Data items
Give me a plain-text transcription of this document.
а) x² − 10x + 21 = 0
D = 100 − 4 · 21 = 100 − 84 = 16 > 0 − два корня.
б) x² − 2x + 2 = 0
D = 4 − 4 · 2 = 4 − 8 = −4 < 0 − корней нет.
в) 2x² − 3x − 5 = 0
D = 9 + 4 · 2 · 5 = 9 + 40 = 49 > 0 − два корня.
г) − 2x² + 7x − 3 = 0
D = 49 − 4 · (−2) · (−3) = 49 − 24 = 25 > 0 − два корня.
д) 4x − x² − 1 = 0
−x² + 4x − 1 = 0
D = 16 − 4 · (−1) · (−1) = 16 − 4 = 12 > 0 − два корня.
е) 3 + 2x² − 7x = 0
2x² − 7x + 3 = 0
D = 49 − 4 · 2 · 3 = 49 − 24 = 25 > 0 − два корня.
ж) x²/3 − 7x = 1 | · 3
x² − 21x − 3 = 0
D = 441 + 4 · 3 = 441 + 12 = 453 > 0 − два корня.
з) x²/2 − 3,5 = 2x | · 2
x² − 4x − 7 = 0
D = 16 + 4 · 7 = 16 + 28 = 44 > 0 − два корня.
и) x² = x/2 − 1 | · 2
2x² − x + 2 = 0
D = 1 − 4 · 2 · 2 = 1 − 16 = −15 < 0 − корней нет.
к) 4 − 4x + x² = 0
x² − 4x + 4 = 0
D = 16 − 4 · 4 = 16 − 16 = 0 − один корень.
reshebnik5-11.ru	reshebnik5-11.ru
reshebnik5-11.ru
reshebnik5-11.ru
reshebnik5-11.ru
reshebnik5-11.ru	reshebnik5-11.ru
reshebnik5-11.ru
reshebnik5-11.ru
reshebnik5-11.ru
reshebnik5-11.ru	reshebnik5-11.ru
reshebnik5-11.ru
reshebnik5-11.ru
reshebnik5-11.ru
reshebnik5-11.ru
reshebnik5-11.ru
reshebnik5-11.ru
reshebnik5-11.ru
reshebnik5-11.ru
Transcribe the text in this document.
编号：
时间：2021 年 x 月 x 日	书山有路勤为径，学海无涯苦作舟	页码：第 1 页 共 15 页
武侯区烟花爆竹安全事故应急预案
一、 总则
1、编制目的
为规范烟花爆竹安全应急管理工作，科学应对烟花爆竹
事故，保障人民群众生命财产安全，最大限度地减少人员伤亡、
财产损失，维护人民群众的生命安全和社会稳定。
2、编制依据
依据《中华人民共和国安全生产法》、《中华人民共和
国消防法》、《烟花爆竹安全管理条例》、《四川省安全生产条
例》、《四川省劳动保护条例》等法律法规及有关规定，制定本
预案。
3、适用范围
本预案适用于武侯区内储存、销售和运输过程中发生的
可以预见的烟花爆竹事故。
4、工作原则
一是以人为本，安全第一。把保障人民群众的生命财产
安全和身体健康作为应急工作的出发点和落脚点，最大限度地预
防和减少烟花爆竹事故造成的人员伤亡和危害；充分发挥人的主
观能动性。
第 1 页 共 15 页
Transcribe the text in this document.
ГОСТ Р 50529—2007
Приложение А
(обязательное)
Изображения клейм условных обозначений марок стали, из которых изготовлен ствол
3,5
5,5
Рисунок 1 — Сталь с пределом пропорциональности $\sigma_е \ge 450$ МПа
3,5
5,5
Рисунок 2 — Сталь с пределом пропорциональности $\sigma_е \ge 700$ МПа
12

Prompt:
Check each line above for the word "пределом" and say how many have it, with nothing else.

Solution to this exercise:
2